# Task material:
######
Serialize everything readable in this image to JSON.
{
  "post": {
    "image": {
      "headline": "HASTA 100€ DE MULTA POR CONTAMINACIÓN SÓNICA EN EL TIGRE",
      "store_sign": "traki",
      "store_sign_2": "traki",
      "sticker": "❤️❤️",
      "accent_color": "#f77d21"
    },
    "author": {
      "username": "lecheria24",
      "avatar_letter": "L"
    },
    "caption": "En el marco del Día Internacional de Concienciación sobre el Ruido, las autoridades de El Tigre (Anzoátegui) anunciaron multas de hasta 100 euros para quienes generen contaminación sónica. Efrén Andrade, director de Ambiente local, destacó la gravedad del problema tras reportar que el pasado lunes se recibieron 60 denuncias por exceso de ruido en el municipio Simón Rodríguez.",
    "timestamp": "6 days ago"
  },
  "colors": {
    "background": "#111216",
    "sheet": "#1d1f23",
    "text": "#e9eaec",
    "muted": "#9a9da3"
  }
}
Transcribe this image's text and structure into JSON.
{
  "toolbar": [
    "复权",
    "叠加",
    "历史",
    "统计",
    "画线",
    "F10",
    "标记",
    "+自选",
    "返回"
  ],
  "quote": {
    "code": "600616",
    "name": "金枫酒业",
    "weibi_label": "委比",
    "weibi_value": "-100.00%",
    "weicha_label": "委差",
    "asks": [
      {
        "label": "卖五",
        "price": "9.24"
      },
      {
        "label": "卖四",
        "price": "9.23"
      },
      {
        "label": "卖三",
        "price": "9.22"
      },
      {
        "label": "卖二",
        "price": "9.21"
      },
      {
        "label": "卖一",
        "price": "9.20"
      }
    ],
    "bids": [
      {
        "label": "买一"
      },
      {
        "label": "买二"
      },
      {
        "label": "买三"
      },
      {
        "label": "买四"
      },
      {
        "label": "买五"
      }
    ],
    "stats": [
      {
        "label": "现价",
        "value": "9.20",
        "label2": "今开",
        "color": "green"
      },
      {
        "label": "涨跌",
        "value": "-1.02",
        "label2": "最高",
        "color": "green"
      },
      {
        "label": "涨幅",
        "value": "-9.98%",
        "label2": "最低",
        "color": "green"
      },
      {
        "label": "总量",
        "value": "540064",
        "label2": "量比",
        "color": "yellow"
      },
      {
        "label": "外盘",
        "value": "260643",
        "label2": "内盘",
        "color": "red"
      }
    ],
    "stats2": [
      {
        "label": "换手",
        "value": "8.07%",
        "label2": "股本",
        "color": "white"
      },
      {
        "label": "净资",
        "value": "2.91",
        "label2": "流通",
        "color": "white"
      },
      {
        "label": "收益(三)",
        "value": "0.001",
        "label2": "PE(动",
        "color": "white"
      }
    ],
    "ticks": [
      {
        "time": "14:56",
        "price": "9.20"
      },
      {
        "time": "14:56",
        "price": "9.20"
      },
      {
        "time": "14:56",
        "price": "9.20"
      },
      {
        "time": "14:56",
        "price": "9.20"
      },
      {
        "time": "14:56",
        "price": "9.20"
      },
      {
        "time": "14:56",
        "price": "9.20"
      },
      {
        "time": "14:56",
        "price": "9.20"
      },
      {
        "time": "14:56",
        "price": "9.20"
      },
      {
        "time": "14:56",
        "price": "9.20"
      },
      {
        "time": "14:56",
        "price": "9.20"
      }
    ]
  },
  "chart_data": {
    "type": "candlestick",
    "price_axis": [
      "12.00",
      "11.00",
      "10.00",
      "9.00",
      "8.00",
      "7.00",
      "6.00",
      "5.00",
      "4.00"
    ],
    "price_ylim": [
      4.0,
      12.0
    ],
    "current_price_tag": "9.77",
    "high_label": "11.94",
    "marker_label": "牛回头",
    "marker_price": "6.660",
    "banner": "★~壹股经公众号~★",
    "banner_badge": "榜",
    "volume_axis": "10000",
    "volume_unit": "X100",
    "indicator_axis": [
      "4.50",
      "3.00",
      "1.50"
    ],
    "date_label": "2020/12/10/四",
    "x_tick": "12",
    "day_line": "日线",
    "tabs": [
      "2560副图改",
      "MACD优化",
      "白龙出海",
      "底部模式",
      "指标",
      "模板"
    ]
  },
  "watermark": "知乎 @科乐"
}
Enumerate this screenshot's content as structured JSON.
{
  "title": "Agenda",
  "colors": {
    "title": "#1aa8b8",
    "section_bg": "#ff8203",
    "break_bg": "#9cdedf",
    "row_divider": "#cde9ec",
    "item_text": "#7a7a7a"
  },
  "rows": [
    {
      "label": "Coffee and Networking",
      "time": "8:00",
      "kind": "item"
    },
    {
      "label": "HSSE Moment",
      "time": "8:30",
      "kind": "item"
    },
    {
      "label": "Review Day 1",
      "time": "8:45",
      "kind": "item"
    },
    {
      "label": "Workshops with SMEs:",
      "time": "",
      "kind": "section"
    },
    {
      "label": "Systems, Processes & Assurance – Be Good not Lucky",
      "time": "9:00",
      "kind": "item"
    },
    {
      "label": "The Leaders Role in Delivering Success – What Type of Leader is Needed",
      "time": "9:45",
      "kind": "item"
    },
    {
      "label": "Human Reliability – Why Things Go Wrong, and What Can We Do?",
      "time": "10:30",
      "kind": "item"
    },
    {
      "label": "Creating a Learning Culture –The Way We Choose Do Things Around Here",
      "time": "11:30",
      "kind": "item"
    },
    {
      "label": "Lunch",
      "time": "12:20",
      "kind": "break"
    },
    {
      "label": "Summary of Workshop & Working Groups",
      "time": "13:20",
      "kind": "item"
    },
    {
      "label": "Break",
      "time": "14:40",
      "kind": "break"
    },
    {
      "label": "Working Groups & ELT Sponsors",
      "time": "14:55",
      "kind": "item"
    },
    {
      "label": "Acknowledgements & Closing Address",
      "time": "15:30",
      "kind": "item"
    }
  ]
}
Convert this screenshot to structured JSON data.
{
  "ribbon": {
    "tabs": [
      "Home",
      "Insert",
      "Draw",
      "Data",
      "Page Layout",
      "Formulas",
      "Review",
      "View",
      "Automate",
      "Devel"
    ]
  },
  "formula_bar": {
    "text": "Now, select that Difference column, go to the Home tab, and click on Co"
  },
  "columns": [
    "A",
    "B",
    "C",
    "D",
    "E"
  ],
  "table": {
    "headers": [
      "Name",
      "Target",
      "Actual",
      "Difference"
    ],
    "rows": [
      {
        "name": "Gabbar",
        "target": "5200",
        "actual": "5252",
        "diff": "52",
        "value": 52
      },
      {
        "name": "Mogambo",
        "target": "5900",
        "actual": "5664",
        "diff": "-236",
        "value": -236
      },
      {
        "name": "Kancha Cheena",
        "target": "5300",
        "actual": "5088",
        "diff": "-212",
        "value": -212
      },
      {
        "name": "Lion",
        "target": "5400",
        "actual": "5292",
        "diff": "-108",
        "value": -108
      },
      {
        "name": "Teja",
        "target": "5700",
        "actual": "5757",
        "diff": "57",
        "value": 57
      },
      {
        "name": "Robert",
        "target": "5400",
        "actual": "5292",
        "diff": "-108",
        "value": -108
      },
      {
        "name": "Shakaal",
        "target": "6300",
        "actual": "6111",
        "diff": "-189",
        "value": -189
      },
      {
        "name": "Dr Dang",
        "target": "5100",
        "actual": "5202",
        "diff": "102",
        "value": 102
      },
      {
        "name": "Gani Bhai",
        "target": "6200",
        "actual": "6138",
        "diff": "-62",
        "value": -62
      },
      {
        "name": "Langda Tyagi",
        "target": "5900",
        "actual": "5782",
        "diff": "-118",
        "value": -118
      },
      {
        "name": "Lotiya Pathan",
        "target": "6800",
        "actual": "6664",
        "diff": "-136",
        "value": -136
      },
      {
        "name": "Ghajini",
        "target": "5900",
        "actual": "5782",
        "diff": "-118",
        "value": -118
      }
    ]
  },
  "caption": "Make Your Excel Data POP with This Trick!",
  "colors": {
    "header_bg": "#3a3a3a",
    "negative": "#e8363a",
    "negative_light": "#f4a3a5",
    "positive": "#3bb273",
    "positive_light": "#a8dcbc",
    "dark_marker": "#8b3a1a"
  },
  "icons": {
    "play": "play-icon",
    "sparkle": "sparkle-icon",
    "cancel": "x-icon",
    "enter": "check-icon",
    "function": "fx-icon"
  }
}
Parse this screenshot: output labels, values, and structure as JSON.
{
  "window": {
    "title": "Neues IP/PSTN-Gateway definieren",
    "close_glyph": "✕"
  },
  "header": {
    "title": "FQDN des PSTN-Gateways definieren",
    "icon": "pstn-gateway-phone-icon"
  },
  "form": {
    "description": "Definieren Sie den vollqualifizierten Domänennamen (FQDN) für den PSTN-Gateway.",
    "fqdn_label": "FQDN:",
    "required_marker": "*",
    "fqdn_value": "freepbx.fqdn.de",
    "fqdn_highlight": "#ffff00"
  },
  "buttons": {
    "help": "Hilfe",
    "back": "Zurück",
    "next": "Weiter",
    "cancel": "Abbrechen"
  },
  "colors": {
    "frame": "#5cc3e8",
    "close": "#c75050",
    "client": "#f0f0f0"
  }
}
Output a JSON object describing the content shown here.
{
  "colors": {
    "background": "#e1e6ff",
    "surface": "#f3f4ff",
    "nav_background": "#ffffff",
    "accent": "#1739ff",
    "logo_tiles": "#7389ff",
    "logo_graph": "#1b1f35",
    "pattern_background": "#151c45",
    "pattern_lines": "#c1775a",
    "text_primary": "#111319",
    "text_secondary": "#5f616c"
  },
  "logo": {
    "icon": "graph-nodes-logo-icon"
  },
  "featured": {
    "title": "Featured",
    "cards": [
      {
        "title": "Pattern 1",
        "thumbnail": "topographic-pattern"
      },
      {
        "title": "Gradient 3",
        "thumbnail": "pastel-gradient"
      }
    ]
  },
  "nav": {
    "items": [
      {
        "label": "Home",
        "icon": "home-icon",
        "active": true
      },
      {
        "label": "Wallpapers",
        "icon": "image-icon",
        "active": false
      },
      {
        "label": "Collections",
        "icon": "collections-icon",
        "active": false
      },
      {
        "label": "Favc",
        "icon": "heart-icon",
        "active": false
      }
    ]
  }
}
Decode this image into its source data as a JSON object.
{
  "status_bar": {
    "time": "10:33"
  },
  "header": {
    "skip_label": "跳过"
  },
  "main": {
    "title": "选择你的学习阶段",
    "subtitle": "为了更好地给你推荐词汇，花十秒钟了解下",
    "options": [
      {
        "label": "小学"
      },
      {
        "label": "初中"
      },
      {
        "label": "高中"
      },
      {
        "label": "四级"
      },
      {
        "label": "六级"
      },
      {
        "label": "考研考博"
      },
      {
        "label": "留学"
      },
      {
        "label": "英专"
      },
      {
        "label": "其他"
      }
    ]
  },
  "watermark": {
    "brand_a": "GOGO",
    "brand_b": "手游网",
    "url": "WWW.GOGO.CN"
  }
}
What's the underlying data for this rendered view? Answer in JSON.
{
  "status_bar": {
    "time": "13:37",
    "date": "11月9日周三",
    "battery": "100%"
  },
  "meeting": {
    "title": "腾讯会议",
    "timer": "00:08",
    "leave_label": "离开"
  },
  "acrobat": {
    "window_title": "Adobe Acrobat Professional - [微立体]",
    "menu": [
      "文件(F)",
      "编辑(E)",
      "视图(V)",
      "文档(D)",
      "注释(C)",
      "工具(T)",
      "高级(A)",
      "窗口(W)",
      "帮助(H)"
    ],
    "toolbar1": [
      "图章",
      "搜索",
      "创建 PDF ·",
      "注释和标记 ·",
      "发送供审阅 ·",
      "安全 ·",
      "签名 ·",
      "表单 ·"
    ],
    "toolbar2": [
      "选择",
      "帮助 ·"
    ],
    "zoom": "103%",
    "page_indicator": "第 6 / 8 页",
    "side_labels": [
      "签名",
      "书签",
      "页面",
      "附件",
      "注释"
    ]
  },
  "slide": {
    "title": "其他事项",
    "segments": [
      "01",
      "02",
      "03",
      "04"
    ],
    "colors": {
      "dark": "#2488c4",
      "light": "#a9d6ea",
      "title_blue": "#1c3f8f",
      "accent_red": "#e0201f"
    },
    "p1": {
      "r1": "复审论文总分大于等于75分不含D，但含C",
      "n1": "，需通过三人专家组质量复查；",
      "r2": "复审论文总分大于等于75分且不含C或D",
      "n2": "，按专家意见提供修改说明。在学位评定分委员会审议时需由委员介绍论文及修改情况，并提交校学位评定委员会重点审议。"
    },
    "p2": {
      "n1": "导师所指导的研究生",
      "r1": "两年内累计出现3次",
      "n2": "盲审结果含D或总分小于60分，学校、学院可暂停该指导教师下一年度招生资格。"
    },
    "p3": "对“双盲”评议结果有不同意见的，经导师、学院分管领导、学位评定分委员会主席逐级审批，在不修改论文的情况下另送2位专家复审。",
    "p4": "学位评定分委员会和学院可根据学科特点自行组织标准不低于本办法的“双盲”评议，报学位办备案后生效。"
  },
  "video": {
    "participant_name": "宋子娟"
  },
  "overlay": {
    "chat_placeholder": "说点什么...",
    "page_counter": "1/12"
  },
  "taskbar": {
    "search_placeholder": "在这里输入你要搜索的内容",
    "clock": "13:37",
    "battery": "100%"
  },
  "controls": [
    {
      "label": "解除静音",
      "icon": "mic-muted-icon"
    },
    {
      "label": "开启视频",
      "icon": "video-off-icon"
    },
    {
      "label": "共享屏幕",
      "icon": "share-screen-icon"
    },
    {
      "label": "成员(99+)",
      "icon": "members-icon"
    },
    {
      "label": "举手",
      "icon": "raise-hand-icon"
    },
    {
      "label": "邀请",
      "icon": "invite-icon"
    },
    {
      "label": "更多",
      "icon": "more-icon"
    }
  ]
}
######
# Aim:
Working from the entries above, return all lines that contain "structured".

# Result:
Enumerate this screenshot's content as structured JSON.
Convert this screenshot to structured JSON data.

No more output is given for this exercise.